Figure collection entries
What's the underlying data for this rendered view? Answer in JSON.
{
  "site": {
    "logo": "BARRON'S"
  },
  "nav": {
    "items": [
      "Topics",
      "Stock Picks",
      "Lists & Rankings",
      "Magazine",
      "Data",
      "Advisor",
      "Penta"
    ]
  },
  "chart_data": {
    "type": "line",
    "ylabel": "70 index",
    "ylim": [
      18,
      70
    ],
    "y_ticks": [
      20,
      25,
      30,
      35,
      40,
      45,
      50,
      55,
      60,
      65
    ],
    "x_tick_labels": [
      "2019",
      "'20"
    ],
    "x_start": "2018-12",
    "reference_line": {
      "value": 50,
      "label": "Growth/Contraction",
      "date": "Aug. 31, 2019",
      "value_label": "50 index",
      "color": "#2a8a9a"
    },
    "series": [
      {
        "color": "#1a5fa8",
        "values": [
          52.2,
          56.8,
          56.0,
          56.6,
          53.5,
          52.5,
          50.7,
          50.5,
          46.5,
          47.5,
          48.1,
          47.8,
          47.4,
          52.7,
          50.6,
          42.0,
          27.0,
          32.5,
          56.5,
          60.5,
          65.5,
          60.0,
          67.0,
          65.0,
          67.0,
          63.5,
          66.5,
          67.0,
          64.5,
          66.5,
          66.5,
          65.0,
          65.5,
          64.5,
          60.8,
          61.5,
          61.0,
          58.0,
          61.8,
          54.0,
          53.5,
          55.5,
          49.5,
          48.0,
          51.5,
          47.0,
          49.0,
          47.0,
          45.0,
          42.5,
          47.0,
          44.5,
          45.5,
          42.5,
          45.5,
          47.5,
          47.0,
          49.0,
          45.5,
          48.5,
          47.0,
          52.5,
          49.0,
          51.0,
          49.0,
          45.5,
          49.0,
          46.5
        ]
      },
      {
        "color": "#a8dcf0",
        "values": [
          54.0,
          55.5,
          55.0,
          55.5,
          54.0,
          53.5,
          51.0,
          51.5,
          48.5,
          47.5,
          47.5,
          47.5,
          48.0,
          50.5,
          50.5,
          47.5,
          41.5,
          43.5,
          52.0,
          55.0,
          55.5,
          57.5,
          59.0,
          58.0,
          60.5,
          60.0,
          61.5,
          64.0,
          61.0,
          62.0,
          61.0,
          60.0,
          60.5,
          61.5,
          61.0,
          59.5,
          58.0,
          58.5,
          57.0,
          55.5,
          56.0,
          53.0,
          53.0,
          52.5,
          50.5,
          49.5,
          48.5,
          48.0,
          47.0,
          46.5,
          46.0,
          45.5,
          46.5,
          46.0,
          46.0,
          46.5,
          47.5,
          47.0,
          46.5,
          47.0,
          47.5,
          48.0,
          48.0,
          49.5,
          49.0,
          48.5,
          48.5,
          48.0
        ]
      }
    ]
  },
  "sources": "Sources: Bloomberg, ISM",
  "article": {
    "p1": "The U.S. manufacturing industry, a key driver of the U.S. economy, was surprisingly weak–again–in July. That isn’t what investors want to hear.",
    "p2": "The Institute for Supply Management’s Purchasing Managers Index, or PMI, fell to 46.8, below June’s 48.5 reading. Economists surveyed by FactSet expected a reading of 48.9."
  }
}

PROBLEM TO WORK ON.
Search the records above for "color". Copy each line where it is found.

EXERCISE ANSWER.
      "color": "#2a8a9a"
        "color": "#1a5fa8",
        "color": "#a8dcf0",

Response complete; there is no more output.